— START Selected text —
The miniseries follows Pierre Trudeau through the major events of his political mandates up to the patriation of the Canadian Constitution. A few of the major characters in the film (notably "Greenbaum" and "Duncan") are fictional, or composite characters.

It was filmed in various locations in Canada, but mainly in Halifax, Nova Scotia and at Parliament Hill in Ottawa. Distributed in both official languages English and French, the two episodes first aired on 31 March and 1 April 2002.

As background research, writer Wayne Grigsby spoke to numerous people who had known Trudeau, but the Trudeau family did not reply to the requests by the CBC.

A prequel, Trudeau II: Maverick in the Making, came out in 2005, examining Trudeau's early life. This $8-million, four-hour CBC production was originally designed as a "double shoot," to be filmed in both French and English versions; however, it ended up being made in English only – even though most of the actors, including lead Stéphane Demers, are Québécois. (Demers inherits the role from Colm Feore, who was tied up playing the villain in The Chronicles of Riddick.)

Cast
Trudeau features Colm Feore in the title role. The cast includes Polly Shannon as Margaret Sinclair Trudeau, R.H. Thomson as Mitchell Sharp, Eric Peterson as T.C. (Tommy) Douglas, John Neville as the British high commissioner, Don McKellar as a communications consultant, Aidan Devine as a reporter, and Patrick McKenna as Trudeau's executive assistant.
— END Selected text —
[Exercise a] Gather every line of the records that contains the string "solut", matching case exactly.
— START Material shown —
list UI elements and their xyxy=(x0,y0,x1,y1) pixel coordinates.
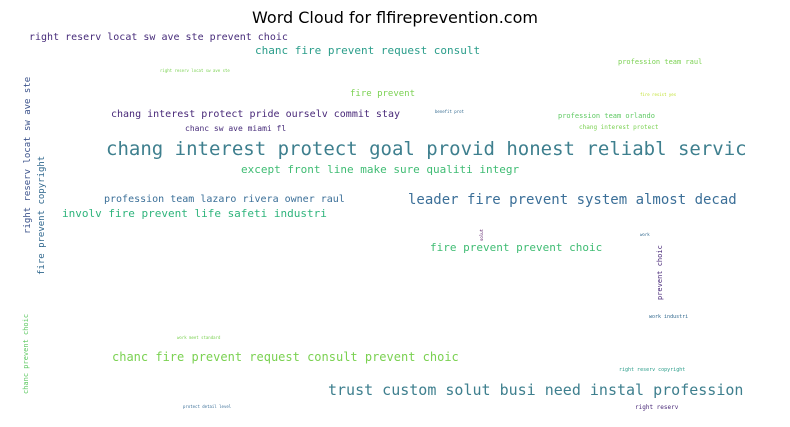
cloud-word: involv fire prevent life safeti industri xyxy=(62,207,327,220)
cloud-word: trust custom solut busi need instal prof… xyxy=(328,381,744,399)
cloud-word: chang interest protect xyxy=(579,124,659,131)
cloud-word: chanc sw ave miami fl xyxy=(185,124,287,133)
cloud-word: right reserv locat sw ave ste xyxy=(23,76,33,234)
cloud-word: right reserv xyxy=(635,404,679,411)
cloud-word: work xyxy=(640,232,650,237)
cloud-word: work industri xyxy=(649,314,689,320)
cloud-word: profession team lazaro rivera owner raul xyxy=(104,194,345,205)
cloud-word: work meet standard xyxy=(177,335,221,340)
cloud-word: profession team raul xyxy=(618,58,703,66)
chart-title: Word Cloud for flfireprevention.com xyxy=(252,8,538,27)
cloud-word: chanc fire prevent request consult preve… xyxy=(112,350,459,364)
cloud-word: right reserv locat sw ave ste xyxy=(160,68,230,73)
cloud-word: prevent choic xyxy=(656,245,664,300)
cloud-word: right reserv locat sw ave ste prevent ch… xyxy=(29,32,288,43)
cloud-word: leader fire prevent system almost decad xyxy=(408,192,737,208)
cloud-word: chang interest protect pride ourselv com… xyxy=(111,109,400,120)
cloud-word: protect detail level xyxy=(183,404,232,409)
cloud-word: benefit prot xyxy=(435,109,464,114)
cloud-word: chanc fire prevent request consult xyxy=(255,44,481,57)
cloud-word: chang interest protect goal provid hones… xyxy=(106,138,747,160)
cloud-word: solut xyxy=(479,228,484,241)
cloud-word: fire resist yes xyxy=(640,92,677,97)
cloud-word: profession team orlando xyxy=(558,112,655,120)
cloud-word: fire prevent copyright xyxy=(37,155,47,275)
cloud-word: fire prevent prevent choic xyxy=(430,241,603,254)
cloud-word: fire prevent xyxy=(350,89,416,99)
cloud-word: chanc prevent choic xyxy=(22,313,30,394)
cloud-word: except front line make sure qualiti inte… xyxy=(241,163,520,176)
cloud-word: right reserv copyright xyxy=(619,367,686,373)
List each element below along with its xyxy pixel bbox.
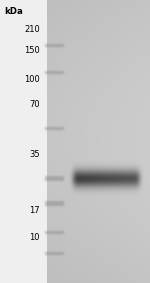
Text: kDa: kDa (4, 7, 23, 16)
Text: 150: 150 (24, 46, 40, 55)
Text: 35: 35 (29, 150, 40, 159)
Text: 70: 70 (29, 100, 40, 109)
Text: 210: 210 (24, 25, 40, 34)
Text: 100: 100 (24, 75, 40, 84)
Text: 10: 10 (29, 233, 40, 242)
Text: 17: 17 (29, 206, 40, 215)
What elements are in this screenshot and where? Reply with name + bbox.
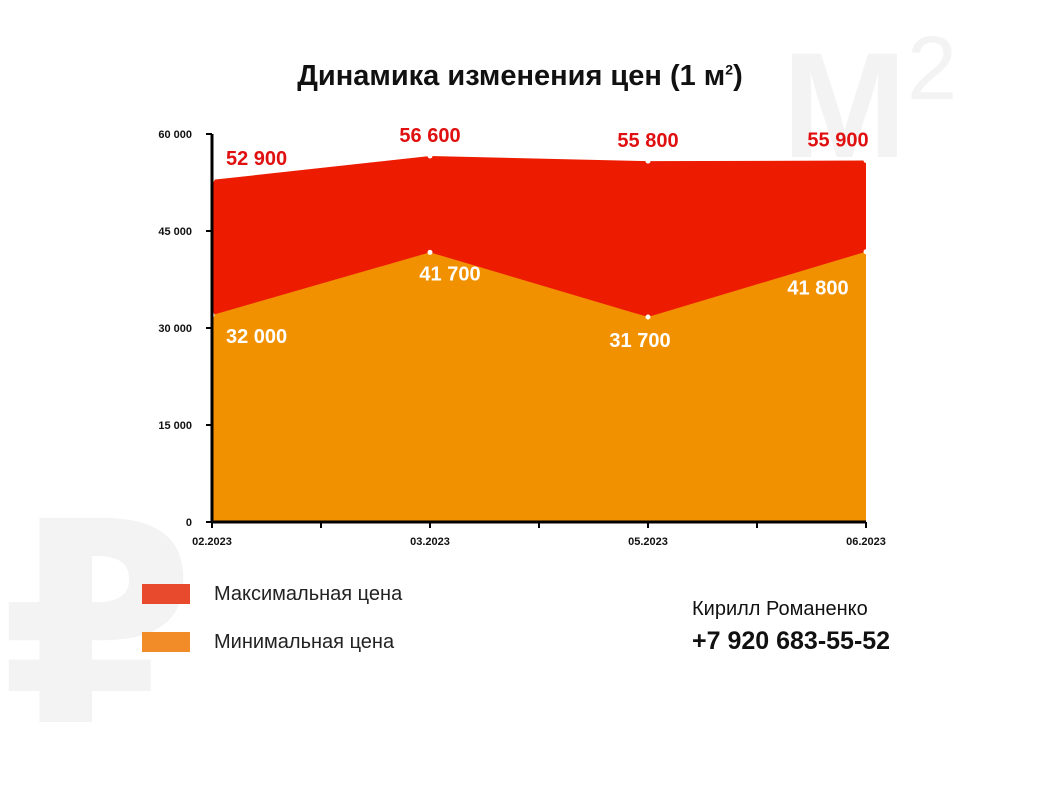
min-price-point <box>645 314 651 320</box>
y-tick-label: 60 000 <box>158 129 192 141</box>
legend-item-min: Минимальная цена <box>142 630 394 654</box>
min-price-area <box>212 251 866 522</box>
x-tick-label: 06.2023 <box>846 536 886 548</box>
min-price-label: 41 800 <box>787 278 848 300</box>
legend-label-max: Максимальная цена <box>214 582 403 605</box>
max-price-label: 55 900 <box>807 130 868 152</box>
legend-label-min: Минимальная цена <box>214 630 395 653</box>
ruble-watermark: ₽ <box>0 463 195 789</box>
y-tick-label: 15 000 <box>158 420 192 432</box>
legend-item-max: Максимальная цена <box>142 582 402 606</box>
max-price-label: 52 900 <box>226 148 287 170</box>
min-price-point <box>863 249 869 255</box>
contact-block: Кирилл Романенко +7 920 683-55-52 <box>692 598 890 656</box>
contact-phone: +7 920 683-55-52 <box>692 627 891 655</box>
y-tick-label: 30 000 <box>158 323 192 335</box>
chart-title: Динамика изменения цен (1 м2) <box>297 60 743 92</box>
max-price-point <box>427 153 433 159</box>
min-price-label: 41 700 <box>419 263 480 285</box>
x-tick-label: 03.2023 <box>410 536 450 548</box>
legend-swatch-min <box>142 632 190 652</box>
area-chart: 0 15 000 30 000 45 000 60 000 02.2023 03.2023 0… <box>158 125 886 548</box>
min-price-point <box>427 249 433 255</box>
max-price-point <box>863 158 869 164</box>
y-tick-label: 0 <box>186 517 192 529</box>
max-price-label: 56 600 <box>399 125 460 147</box>
x-tick-label: 05.2023 <box>628 536 668 548</box>
max-price-label: 55 800 <box>617 130 678 152</box>
y-tick-label: 45 000 <box>158 226 192 238</box>
max-price-point <box>645 158 651 164</box>
m2-watermark: М2 <box>782 19 958 189</box>
min-price-label: 31 700 <box>609 330 670 352</box>
x-tick-label: 02.2023 <box>192 536 232 548</box>
legend-swatch-max <box>142 584 190 604</box>
min-price-label: 32 000 <box>226 326 287 348</box>
contact-name: Кирилл Романенко <box>692 598 868 620</box>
— END Material shown —
[Exercise b] Continue the text about the Trudeau miniseries, picking up right after its final sentence.

[Written response a]
cloud-word: trust custom solut busi need instal prof… xyxy=(328,381,744,399)
cloud-word: solut xyxy=(479,228,484,241)

[Written response b]
 Colm Feore – Pierre Elliott Trudeau
 Polly Shannon – Margaret Trudeau
 Patrick McKenna – Duncan
 Don McKellar – Greenbaum
 Peter Outerbridge – Jim Coutts
 Raymond Cloutier – Gérard Pelletier
 Raymond Bouchard – Jean Marchand
 Luc Proulx – René Lévesque
 R. H. Thomson – Mitchell Sharp
 Guy Richer – Jean Chrétien
 Jean Marchand1 – Marc Lalonde
 Geraint Wyn Davies – Bill Davis
 Eric Peterson – Tommy Douglas
 Robert Bockstael – Roy McMurtry
 Ron White – James Sinclair
 Sara Botsford – Kathleen Sinclair
 Michael Copeman – Robert Stanfield
 Brian Heighton – Brian Peckford
 Gary Levert – Roy Romanow
 Jean-Guy Moreau – Jean Drapeau
 Stephen Morgan – Bryce Mackasey
 William Parsons – Lester B. Pearson
 Hugh Thompson – Ron Basford
 Karl Pruner – John Turner
 David McIlwraith – Peter Lougheed

Archival footage of Joe Clark, Knowlton Nash and Queen Elizabeth II is used in the film. Cynthia Dale and Peter Mansbridge also have small roles; Mansbridge plays himself.

Accuracy
In several interviews at the time of the premiere, actual Trudeau PMO bureaucrats commented on the general accuracy of the film.  However, there is one major exception. Most characters in the film refer to Trudeau as "Mr. Prime Minister." This is improper Canadian government protocol; the prime minister is simply referred to as "Prime Minister", although it is not uncommon for the Prime Minister to be addressed by the former as well as the latter. It is notable that actor R. H. Thomson refused to use the scripted address and ad-libbed instead.

Notes
 1 This is an actor, who should not be confused with the character of the same name listed earlier.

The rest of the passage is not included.